Figure record listings:
<<<<

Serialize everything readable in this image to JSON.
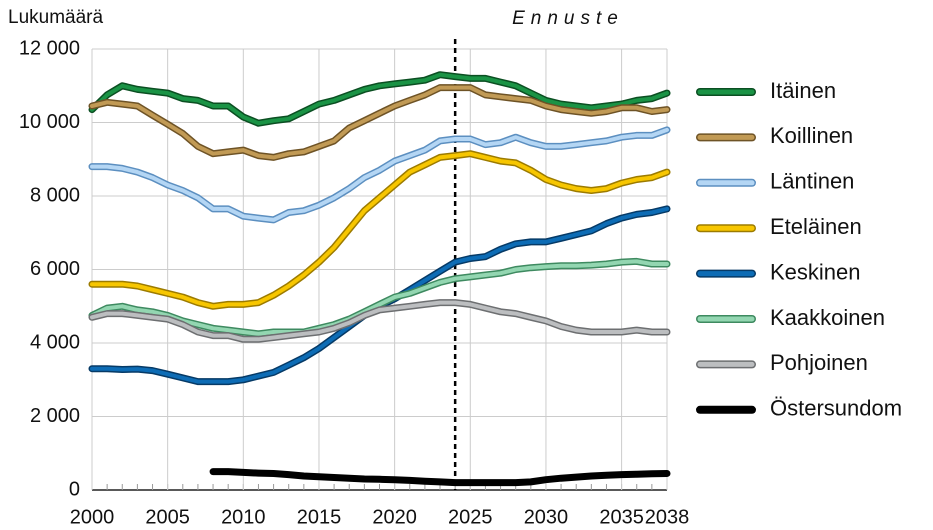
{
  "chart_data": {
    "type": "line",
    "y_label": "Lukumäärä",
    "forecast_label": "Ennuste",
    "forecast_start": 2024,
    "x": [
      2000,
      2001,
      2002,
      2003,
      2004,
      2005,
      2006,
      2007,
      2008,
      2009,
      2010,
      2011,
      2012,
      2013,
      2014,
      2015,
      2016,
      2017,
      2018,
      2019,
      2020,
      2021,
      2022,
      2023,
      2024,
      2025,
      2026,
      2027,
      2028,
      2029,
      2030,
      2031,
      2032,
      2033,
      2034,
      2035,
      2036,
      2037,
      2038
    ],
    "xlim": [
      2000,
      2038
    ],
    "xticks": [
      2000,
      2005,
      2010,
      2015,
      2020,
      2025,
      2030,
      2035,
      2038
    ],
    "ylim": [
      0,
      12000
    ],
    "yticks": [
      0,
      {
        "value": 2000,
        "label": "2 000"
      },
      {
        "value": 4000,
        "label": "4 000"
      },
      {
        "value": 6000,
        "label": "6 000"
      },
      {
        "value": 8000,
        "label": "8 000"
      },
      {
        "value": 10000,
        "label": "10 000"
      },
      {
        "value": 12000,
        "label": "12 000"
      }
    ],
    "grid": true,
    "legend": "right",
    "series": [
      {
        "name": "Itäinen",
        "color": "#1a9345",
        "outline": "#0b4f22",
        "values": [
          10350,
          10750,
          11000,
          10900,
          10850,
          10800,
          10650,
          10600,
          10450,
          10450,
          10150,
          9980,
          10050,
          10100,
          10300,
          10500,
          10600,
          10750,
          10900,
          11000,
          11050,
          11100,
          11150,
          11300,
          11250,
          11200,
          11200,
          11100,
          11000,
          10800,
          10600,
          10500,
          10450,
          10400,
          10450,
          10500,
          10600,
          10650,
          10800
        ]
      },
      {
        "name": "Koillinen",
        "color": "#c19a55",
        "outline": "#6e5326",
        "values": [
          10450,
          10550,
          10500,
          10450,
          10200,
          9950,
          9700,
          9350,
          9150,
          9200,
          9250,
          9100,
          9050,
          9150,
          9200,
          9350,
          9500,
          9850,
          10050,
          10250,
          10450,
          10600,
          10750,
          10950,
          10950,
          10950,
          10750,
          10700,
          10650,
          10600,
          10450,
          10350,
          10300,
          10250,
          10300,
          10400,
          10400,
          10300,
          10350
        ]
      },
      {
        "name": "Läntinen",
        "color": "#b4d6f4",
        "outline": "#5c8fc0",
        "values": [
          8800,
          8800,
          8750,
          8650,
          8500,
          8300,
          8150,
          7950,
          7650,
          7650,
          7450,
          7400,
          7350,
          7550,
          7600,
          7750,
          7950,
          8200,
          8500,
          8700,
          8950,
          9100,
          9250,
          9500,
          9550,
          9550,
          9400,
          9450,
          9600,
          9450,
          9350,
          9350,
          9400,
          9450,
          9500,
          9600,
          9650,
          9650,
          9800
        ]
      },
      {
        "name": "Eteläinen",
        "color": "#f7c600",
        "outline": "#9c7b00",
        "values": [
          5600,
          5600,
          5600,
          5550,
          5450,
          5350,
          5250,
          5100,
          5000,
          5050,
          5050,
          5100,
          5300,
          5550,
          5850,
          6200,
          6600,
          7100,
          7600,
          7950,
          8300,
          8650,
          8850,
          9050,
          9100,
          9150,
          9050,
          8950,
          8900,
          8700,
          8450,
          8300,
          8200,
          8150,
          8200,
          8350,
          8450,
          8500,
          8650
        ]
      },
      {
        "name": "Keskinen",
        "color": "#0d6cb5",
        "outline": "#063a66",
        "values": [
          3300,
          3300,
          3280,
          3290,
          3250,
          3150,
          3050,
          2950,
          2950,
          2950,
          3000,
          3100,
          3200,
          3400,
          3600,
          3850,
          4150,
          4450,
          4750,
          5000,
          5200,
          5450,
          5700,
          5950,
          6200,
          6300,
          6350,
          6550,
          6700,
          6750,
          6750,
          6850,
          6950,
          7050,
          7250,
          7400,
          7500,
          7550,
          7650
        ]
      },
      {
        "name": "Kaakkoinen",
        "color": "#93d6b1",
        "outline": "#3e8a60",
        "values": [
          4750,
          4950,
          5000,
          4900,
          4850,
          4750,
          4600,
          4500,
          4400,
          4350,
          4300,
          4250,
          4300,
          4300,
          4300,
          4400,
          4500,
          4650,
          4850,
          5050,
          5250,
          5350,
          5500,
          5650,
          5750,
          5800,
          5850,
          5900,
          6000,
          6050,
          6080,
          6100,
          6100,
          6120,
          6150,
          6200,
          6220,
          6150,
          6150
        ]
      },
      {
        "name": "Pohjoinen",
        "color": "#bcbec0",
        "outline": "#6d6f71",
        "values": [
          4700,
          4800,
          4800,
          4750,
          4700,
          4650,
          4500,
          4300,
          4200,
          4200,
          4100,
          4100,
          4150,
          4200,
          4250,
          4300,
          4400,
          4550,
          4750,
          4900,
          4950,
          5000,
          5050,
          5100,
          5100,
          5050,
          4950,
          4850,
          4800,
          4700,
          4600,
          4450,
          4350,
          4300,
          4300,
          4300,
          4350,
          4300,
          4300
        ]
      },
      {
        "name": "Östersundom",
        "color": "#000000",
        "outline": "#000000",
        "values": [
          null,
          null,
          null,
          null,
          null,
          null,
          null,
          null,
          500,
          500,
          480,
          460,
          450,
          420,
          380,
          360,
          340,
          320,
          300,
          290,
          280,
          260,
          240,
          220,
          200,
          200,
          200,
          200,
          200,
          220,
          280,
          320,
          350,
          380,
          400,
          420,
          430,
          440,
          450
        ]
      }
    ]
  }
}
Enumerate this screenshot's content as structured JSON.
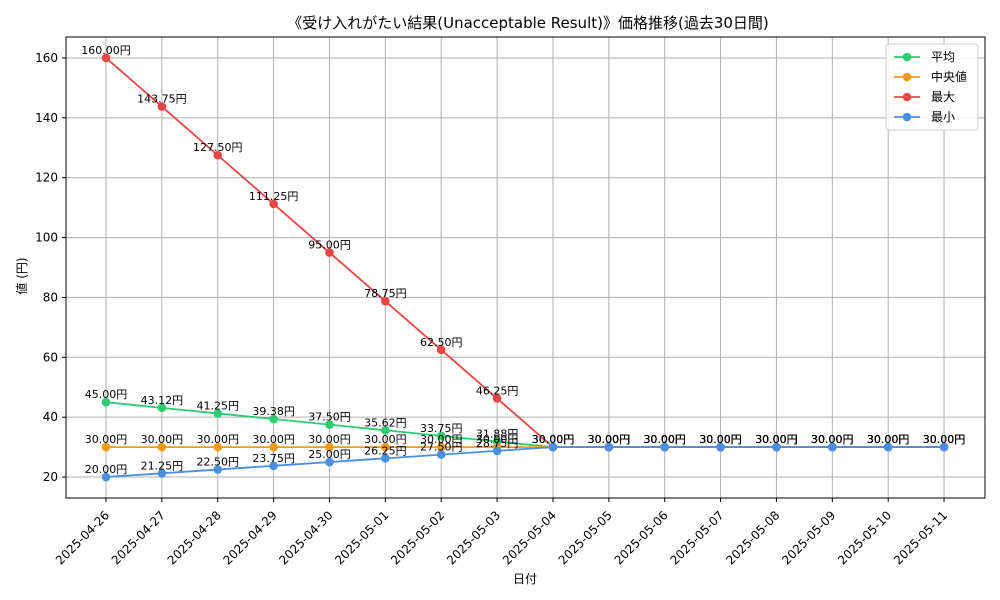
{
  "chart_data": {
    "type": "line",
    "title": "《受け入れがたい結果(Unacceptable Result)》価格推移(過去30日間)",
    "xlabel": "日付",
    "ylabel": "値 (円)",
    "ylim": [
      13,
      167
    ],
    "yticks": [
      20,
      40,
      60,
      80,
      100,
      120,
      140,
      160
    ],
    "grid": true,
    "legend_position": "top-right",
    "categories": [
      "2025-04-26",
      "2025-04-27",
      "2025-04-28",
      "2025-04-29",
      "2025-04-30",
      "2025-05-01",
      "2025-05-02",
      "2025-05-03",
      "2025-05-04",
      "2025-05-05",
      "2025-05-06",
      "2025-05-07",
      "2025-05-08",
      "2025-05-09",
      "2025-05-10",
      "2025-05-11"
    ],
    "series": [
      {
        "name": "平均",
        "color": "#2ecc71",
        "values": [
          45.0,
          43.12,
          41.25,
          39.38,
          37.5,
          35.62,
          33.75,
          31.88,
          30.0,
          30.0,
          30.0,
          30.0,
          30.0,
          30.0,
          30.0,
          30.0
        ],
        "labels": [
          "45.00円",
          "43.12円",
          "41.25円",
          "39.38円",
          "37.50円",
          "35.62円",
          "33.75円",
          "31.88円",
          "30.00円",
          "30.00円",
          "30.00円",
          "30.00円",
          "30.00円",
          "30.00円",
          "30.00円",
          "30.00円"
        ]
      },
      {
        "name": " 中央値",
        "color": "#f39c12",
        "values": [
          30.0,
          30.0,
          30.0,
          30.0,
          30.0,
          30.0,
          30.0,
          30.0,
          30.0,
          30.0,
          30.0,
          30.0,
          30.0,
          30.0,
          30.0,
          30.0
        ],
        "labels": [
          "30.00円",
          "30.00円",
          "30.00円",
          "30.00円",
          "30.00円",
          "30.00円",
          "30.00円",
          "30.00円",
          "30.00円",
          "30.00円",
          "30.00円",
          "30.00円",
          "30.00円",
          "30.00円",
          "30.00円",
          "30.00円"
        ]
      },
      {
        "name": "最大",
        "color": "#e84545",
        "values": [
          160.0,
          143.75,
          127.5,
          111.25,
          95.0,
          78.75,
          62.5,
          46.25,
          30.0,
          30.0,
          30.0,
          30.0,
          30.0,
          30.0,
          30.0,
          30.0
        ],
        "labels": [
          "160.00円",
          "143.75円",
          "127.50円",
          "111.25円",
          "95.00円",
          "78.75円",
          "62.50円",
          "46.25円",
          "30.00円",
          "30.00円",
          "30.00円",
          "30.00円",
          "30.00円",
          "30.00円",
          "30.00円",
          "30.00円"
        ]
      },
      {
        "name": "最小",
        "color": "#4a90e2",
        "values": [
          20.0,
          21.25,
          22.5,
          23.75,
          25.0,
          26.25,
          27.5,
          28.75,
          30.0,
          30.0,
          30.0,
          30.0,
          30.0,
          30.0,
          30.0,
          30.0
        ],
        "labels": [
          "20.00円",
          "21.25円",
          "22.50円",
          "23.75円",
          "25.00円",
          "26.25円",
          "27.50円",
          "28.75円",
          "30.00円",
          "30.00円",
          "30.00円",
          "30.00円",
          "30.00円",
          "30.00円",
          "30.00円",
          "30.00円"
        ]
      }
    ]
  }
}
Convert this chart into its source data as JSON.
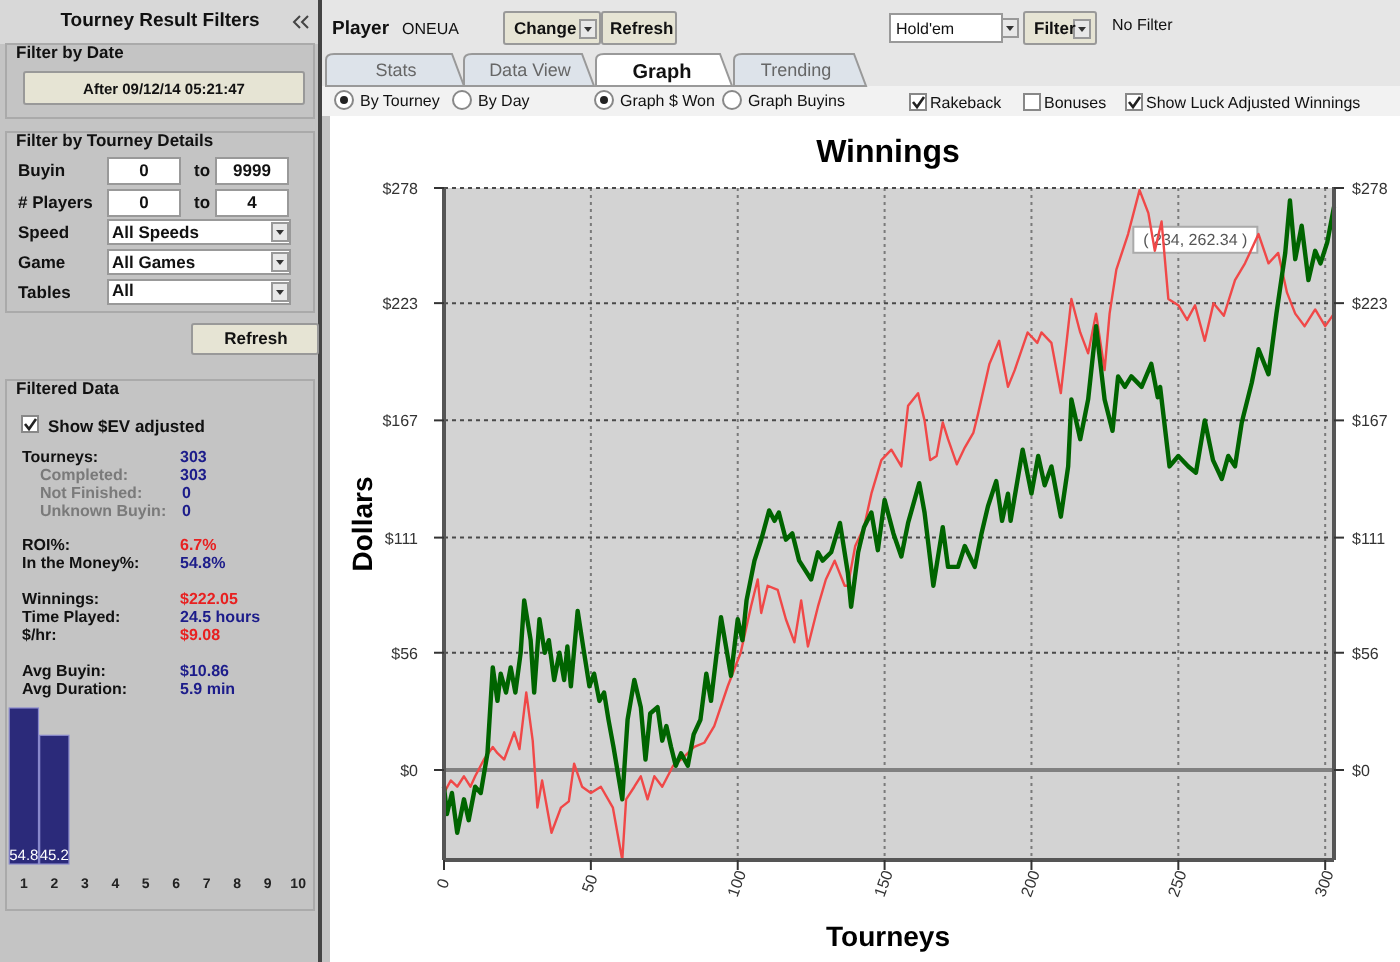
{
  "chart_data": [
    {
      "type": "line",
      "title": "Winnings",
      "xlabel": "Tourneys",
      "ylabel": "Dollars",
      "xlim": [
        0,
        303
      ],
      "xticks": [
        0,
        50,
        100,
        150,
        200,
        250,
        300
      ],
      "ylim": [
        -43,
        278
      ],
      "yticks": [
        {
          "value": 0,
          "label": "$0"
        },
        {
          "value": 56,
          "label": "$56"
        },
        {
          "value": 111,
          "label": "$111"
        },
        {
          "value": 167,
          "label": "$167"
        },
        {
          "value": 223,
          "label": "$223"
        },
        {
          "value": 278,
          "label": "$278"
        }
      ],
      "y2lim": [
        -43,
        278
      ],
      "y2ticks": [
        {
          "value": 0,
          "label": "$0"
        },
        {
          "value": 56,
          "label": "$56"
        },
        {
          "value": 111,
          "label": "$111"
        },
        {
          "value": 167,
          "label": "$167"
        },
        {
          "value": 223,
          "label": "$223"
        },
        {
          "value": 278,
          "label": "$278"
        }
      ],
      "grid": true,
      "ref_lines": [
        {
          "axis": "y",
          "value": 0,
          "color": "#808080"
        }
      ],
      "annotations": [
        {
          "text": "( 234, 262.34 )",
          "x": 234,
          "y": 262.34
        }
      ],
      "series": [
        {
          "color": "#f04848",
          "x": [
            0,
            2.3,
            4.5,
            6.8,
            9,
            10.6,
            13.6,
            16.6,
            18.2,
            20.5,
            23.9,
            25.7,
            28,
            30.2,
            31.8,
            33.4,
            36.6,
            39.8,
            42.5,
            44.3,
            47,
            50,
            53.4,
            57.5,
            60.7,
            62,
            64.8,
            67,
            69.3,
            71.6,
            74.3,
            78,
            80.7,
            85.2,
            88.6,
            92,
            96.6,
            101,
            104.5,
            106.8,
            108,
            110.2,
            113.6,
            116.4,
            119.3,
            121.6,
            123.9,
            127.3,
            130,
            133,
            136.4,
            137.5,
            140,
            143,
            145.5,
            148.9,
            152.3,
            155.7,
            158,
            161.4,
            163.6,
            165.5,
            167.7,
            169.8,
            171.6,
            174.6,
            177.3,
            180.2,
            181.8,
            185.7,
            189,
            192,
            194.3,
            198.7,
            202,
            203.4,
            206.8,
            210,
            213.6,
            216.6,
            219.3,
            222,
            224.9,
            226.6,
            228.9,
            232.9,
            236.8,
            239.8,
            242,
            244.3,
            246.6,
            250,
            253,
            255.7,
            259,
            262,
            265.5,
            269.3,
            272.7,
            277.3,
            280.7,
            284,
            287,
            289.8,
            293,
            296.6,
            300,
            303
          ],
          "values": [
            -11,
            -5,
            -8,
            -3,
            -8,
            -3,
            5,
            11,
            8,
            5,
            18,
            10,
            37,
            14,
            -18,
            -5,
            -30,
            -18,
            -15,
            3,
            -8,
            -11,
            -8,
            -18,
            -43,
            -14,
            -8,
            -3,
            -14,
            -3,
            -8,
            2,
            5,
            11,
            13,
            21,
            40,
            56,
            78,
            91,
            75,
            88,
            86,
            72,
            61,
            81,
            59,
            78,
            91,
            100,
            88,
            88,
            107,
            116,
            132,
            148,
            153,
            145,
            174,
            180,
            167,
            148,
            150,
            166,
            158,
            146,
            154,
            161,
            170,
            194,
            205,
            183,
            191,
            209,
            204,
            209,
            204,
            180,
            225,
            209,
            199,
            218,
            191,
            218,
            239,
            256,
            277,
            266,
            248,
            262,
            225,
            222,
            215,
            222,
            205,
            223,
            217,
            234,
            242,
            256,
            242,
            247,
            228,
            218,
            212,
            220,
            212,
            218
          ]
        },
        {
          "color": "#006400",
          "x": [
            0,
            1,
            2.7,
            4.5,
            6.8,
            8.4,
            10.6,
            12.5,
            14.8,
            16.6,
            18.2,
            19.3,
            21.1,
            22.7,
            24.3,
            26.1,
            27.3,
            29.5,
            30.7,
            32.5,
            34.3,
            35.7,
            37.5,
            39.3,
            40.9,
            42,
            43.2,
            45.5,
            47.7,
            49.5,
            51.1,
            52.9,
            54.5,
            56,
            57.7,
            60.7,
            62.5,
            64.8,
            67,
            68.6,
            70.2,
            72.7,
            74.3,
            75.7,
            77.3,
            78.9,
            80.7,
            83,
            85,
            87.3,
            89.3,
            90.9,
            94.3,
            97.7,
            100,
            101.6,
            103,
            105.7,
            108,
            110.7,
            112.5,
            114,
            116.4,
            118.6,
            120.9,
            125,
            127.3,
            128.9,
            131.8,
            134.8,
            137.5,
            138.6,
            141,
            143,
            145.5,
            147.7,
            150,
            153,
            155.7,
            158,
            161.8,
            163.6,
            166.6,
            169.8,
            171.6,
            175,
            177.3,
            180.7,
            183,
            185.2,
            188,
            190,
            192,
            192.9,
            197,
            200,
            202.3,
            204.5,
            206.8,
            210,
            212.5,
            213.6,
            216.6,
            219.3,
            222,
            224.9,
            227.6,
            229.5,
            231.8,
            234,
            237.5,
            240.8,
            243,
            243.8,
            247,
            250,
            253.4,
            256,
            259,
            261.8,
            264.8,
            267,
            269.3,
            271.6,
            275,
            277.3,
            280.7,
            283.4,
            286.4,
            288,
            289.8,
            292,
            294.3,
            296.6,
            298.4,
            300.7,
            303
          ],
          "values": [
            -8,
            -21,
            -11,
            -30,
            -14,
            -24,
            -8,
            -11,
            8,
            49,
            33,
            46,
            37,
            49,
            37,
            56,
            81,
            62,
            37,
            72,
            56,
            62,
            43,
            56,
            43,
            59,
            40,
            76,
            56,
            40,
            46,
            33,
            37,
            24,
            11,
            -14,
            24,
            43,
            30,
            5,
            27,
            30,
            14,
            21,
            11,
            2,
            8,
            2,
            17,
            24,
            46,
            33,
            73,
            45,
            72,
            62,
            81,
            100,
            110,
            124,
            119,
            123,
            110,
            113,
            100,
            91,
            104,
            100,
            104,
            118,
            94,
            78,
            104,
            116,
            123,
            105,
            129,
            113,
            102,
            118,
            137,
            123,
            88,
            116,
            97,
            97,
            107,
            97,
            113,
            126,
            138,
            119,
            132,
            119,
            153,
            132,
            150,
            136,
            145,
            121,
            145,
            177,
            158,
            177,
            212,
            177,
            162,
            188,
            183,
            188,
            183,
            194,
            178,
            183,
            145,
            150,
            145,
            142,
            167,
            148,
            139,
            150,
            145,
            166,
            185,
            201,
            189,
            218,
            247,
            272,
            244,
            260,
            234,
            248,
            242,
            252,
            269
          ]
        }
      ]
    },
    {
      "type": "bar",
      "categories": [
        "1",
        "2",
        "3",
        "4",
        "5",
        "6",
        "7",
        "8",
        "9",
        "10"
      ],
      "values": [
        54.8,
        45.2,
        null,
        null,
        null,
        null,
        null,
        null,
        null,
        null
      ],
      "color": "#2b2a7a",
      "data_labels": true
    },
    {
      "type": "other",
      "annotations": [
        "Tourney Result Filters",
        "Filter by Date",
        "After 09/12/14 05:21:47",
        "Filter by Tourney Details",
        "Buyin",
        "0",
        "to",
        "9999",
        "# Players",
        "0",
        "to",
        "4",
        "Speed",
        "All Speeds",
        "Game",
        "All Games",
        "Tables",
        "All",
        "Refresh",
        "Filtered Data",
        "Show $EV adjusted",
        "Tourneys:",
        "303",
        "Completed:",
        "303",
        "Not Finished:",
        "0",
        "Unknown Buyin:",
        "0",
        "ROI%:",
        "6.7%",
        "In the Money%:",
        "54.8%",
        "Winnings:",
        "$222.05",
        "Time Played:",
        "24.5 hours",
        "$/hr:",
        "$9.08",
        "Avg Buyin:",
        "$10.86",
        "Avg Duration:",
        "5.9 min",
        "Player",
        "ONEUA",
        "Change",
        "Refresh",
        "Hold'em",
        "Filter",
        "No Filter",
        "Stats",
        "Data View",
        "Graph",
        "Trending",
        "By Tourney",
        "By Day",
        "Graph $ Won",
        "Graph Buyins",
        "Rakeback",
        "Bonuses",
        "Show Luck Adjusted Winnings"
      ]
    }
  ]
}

>>>>

**PROBLEM TO SOLVE**
Every line that holds the string "JSON" should be returned.

**COMPLETE OUTPUT**
Serialize everything readable in this image to JSON.
Enumerate this screenshot's content as structured JSON.
Convert this chart into its source data as JSON.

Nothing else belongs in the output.